▸ AIM: Search the material below for the word "ffffff" and copy every line in which it occurs.
====
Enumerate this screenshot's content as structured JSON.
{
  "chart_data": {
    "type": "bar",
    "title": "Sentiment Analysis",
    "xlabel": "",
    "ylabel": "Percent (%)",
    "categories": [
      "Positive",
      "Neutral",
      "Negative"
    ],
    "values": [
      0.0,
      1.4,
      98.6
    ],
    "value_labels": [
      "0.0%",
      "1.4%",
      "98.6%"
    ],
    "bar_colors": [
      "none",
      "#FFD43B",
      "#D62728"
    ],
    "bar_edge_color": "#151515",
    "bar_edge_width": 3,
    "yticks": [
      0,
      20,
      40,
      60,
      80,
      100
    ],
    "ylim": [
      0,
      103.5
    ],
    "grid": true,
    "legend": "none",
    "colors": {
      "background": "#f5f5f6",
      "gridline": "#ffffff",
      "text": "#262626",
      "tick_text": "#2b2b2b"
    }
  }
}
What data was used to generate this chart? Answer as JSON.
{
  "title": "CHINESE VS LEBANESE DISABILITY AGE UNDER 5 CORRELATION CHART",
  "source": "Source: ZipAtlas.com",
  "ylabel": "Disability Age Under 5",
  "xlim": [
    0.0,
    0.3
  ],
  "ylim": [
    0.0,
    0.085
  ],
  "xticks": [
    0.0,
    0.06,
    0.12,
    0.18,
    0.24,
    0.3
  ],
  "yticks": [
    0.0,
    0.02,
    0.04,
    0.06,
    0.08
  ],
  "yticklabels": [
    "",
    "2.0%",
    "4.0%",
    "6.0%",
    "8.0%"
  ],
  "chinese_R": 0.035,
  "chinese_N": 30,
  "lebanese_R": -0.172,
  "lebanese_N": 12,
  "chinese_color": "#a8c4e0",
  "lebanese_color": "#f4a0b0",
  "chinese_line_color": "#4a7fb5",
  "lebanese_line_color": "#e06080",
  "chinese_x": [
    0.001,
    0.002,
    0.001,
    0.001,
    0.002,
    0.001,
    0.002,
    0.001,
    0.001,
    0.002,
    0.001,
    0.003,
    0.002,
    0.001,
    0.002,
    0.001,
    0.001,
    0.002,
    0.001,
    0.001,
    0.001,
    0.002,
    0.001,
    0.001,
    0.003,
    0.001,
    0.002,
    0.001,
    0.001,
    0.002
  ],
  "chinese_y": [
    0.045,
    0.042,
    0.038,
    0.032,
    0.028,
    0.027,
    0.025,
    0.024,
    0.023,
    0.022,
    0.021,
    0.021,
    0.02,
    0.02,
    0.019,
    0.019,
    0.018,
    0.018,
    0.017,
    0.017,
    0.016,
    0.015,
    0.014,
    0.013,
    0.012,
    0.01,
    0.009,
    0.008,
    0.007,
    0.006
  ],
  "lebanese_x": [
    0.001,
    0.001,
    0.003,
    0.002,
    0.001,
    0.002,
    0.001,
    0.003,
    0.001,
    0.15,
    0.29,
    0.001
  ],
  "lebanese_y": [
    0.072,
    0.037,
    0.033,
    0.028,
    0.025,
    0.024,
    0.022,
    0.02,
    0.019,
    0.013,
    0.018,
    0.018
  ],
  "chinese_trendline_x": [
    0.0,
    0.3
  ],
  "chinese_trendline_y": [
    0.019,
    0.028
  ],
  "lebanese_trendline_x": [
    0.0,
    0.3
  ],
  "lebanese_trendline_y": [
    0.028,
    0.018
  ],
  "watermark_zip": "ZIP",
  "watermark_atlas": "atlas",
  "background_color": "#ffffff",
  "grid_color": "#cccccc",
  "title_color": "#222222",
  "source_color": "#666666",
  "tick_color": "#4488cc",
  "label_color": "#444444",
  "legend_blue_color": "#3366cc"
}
====
▸ RESULT OF THIS EXERCISE:
      "gridline": "#ffffff",
  "background_color": "#ffffff",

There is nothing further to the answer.